## Exercise instructions:
Copy out the whole listing exactly as written, leaving the pictures behind.

Dataset items
━━━━━━━━
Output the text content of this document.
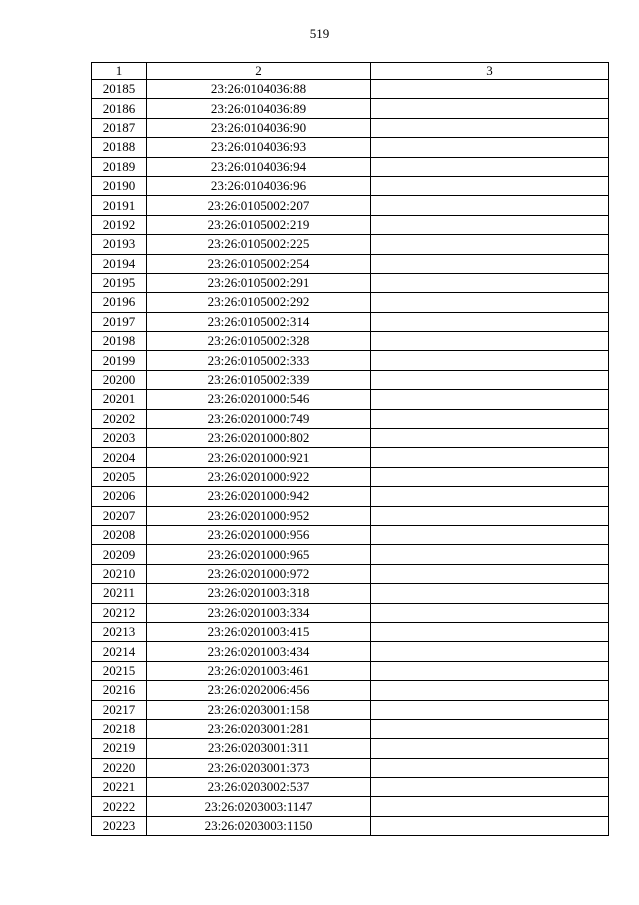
519
1	2	3
20185	23:26:0104036:88	
20186	23:26:0104036:89	
20187	23:26:0104036:90	
20188	23:26:0104036:93	
20189	23:26:0104036:94	
20190	23:26:0104036:96	
20191	23:26:0105002:207	
20192	23:26:0105002:219	
20193	23:26:0105002:225	
20194	23:26:0105002:254	
20195	23:26:0105002:291	
20196	23:26:0105002:292	
20197	23:26:0105002:314	
20198	23:26:0105002:328	
20199	23:26:0105002:333	
20200	23:26:0105002:339	
20201	23:26:0201000:546	
20202	23:26:0201000:749	
20203	23:26:0201000:802	
20204	23:26:0201000:921	
20205	23:26:0201000:922	
20206	23:26:0201000:942	
20207	23:26:0201000:952	
20208	23:26:0201000:956	
20209	23:26:0201000:965	
20210	23:26:0201000:972	
20211	23:26:0201003:318	
20212	23:26:0201003:334	
20213	23:26:0201003:415	
20214	23:26:0201003:434	
20215	23:26:0201003:461	
20216	23:26:0202006:456	
20217	23:26:0203001:158	
20218	23:26:0203001:281	
20219	23:26:0203001:311	
20220	23:26:0203001:373	
20221	23:26:0203002:537	
20222	23:26:0203003:1147	
20223	23:26:0203003:1150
━━━━━━━━
## Complete response:
Output the text content of this document.
519
1	2	3
20185	23:26:0104036:88	
20186	23:26:0104036:89	
20187	23:26:0104036:90	
20188	23:26:0104036:93	
20189	23:26:0104036:94	
20190	23:26:0104036:96	
20191	23:26:0105002:207	
20192	23:26:0105002:219	
20193	23:26:0105002:225	
20194	23:26:0105002:254	
20195	23:26:0105002:291	
20196	23:26:0105002:292	
20197	23:26:0105002:314	
20198	23:26:0105002:328	
20199	23:26:0105002:333	
20200	23:26:0105002:339	
20201	23:26:0201000:546	
20202	23:26:0201000:749	
20203	23:26:0201000:802	
20204	23:26:0201000:921	
20205	23:26:0201000:922	
20206	23:26:0201000:942	
20207	23:26:0201000:952	
20208	23:26:0201000:956	
20209	23:26:0201000:965	
20210	23:26:0201000:972	
20211	23:26:0201003:318	
20212	23:26:0201003:334	
20213	23:26:0201003:415	
20214	23:26:0201003:434	
20215	23:26:0201003:461	
20216	23:26:0202006:456	
20217	23:26:0203001:158	
20218	23:26:0203001:281	
20219	23:26:0203001:311	
20220	23:26:0203001:373	
20221	23:26:0203002:537	
20222	23:26:0203003:1147	
20223	23:26:0203003:1150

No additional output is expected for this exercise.